YOUR TASK. Write out the whole listing again, exactly.

AVAILABLE RECORDS.

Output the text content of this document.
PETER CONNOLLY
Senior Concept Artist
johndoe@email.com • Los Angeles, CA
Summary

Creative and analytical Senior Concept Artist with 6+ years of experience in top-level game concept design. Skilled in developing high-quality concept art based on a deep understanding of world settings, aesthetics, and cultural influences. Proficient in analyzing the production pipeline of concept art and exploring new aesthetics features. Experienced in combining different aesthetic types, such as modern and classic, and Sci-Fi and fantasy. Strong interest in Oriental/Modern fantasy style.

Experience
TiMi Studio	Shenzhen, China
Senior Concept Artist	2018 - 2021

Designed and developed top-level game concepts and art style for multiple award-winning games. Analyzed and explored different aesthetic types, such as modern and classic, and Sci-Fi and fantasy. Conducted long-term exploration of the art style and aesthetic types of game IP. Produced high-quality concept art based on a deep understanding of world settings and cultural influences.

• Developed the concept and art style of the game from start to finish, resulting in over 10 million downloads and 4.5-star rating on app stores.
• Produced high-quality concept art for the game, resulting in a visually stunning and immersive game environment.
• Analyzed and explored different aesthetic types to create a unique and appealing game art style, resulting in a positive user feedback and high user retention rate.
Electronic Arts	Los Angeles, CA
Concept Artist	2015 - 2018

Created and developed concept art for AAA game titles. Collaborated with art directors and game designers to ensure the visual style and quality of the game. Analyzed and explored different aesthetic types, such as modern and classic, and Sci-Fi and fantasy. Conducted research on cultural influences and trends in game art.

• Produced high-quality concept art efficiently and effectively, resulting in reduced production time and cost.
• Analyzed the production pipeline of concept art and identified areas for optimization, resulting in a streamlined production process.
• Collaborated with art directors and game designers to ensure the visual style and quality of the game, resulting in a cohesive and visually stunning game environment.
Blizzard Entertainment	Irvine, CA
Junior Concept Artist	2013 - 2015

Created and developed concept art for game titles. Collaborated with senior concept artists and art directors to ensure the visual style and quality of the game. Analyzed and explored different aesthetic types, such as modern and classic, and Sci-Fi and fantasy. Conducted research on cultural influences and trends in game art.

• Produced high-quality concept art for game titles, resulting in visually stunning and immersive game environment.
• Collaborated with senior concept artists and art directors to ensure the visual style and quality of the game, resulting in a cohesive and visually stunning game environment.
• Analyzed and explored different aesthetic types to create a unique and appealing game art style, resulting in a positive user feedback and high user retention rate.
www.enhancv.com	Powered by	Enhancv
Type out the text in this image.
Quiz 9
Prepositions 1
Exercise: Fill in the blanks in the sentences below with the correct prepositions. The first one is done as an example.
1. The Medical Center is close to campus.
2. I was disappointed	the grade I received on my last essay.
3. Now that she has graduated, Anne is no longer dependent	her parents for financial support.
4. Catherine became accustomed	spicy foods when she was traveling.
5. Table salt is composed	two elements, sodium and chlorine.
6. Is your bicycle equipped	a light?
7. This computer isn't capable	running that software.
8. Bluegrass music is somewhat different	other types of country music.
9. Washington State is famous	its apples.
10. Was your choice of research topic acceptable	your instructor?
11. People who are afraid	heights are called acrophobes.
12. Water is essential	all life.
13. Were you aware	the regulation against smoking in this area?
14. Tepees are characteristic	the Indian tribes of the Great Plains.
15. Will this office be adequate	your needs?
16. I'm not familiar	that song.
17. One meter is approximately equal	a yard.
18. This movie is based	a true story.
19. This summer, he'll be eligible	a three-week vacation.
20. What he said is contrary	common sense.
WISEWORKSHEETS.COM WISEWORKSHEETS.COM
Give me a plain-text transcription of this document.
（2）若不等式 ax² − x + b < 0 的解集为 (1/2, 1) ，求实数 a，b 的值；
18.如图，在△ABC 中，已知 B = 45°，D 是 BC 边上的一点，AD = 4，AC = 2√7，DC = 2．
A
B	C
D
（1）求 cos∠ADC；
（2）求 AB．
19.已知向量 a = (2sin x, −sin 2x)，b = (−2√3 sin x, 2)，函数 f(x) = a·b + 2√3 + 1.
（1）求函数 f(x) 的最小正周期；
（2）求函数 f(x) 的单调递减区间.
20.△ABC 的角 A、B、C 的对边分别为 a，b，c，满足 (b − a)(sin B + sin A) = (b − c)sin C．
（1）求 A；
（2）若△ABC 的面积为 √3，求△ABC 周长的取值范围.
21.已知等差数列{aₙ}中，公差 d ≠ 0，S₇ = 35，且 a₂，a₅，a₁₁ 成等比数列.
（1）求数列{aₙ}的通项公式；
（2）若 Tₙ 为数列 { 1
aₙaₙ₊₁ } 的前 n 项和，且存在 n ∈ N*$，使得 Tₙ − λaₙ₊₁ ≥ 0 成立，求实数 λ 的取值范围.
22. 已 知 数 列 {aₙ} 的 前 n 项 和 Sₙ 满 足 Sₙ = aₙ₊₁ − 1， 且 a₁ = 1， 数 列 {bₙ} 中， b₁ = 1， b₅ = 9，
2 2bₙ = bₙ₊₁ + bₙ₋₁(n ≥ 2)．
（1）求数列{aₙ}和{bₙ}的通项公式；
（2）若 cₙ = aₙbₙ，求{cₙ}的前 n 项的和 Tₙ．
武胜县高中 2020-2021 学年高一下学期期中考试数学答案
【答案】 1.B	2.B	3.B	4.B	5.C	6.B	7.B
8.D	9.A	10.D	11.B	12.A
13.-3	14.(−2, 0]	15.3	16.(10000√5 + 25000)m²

OUTPUT OF THE TASK.
Output the text content of this document.
PETER CONNOLLY
Senior Concept Artist
johndoe@email.com • Los Angeles, CA
Summary

Creative and analytical Senior Concept Artist with 6+ years of experience in top-level game concept design. Skilled in developing high-quality concept art based on a deep understanding of world settings, aesthetics, and cultural influences. Proficient in analyzing the production pipeline of concept art and exploring new aesthetics features. Experienced in combining different aesthetic types, such as modern and classic, and Sci-Fi and fantasy. Strong interest in Oriental/Modern fantasy style.

Experience
TiMi Studio	Shenzhen, China
Senior Concept Artist	2018 - 2021

Designed and developed top-level game concepts and art style for multiple award-winning games. Analyzed and explored different aesthetic types, such as modern and classic, and Sci-Fi and fantasy. Conducted long-term exploration of the art style and aesthetic types of game IP. Produced high-quality concept art based on a deep understanding of world settings and cultural influences.

• Developed the concept and art style of the game from start to finish, resulting in over 10 million downloads and 4.5-star rating on app stores.
• Produced high-quality concept art for the game, resulting in a visually stunning and immersive game environment.
• Analyzed and explored different aesthetic types to create a unique and appealing game art style, resulting in a positive user feedback and high user retention rate.
Electronic Arts	Los Angeles, CA
Concept Artist	2015 - 2018

Created and developed concept art for AAA game titles. Collaborated with art directors and game designers to ensure the visual style and quality of the game. Analyzed and explored different aesthetic types, such as modern and classic, and Sci-Fi and fantasy. Conducted research on cultural influences and trends in game art.

• Produced high-quality concept art efficiently and effectively, resulting in reduced production time and cost.
• Analyzed the production pipeline of concept art and identified areas for optimization, resulting in a streamlined production process.
• Collaborated with art directors and game designers to ensure the visual style and quality of the game, resulting in a cohesive and visually stunning game environment.
Blizzard Entertainment	Irvine, CA
Junior Concept Artist	2013 - 2015

Created and developed concept art for game titles. Collaborated with senior concept artists and art directors to ensure the visual style and quality of the game. Analyzed and explored different aesthetic types, such as modern and classic, and Sci-Fi and fantasy. Conducted research on cultural influences and trends in game art.

• Produced high-quality concept art for game titles, resulting in visually stunning and immersive game environment.
• Collaborated with senior concept artists and art directors to ensure the visual style and quality of the game, resulting in a cohesive and visually stunning game environment.
• Analyzed and explored different aesthetic types to create a unique and appealing game art style, resulting in a positive user feedback and high user retention rate.
www.enhancv.com	Powered by	Enhancv
Type out the text in this image.
Quiz 9
Prepositions 1
Exercise: Fill in the blanks in the sentences below with the correct prepositions. The first one is done as an example.
1. The Medical Center is close to campus.
2. I was disappointed	the grade I received on my last essay.
3. Now that she has graduated, Anne is no longer dependent	her parents for financial support.
4. Catherine became accustomed	spicy foods when she was traveling.
5. Table salt is composed	two elements, sodium and chlorine.
6. Is your bicycle equipped	a light?
7. This computer isn't capable	running that software.
8. Bluegrass music is somewhat different	other types of country music.
9. Washington State is famous	its apples.
10. Was your choice of research topic acceptable	your instructor?
11. People who are afraid	heights are called acrophobes.
12. Water is essential	all life.
13. Were you aware	the regulation against smoking in this area?
14. Tepees are characteristic	the Indian tribes of the Great Plains.
15. Will this office be adequate	your needs?
16. I'm not familiar	that song.
17. One meter is approximately equal	a yard.
18. This movie is based	a true story.
19. This summer, he'll be eligible	a three-week vacation.
20. What he said is contrary	common sense.
WISEWORKSHEETS.COM WISEWORKSHEETS.COM
Give me a plain-text transcription of this document.
（2）若不等式 ax² − x + b < 0 的解集为 (1/2, 1) ，求实数 a，b 的值；
18.如图，在△ABC 中，已知 B = 45°，D 是 BC 边上的一点，AD = 4，AC = 2√7，DC = 2．
A
B	C
D
（1）求 cos∠ADC；
（2）求 AB．
19.已知向量 a = (2sin x, −sin 2x)，b = (−2√3 sin x, 2)，函数 f(x) = a·b + 2√3 + 1.
（1）求函数 f(x) 的最小正周期；
（2）求函数 f(x) 的单调递减区间.
20.△ABC 的角 A、B、C 的对边分别为 a，b，c，满足 (b − a)(sin B + sin A) = (b − c)sin C．
（1）求 A；
（2）若△ABC 的面积为 √3，求△ABC 周长的取值范围.
21.已知等差数列{aₙ}中，公差 d ≠ 0，S₇ = 35，且 a₂，a₅，a₁₁ 成等比数列.
（1）求数列{aₙ}的通项公式；
（2）若 Tₙ 为数列 { 1
aₙaₙ₊₁ } 的前 n 项和，且存在 n ∈ N*$，使得 Tₙ − λaₙ₊₁ ≥ 0 成立，求实数 λ 的取值范围.
22. 已 知 数 列 {aₙ} 的 前 n 项 和 Sₙ 满 足 Sₙ = aₙ₊₁ − 1， 且 a₁ = 1， 数 列 {bₙ} 中， b₁ = 1， b₅ = 9，
2 2bₙ = bₙ₊₁ + bₙ₋₁(n ≥ 2)．
（1）求数列{aₙ}和{bₙ}的通项公式；
（2）若 cₙ = aₙbₙ，求{cₙ}的前 n 项的和 Tₙ．
武胜县高中 2020-2021 学年高一下学期期中考试数学答案
【答案】 1.B	2.B	3.B	4.B	5.C	6.B	7.B
8.D	9.A	10.D	11.B	12.A
13.-3	14.(−2, 0]	15.3	16.(10000√5 + 25000)m²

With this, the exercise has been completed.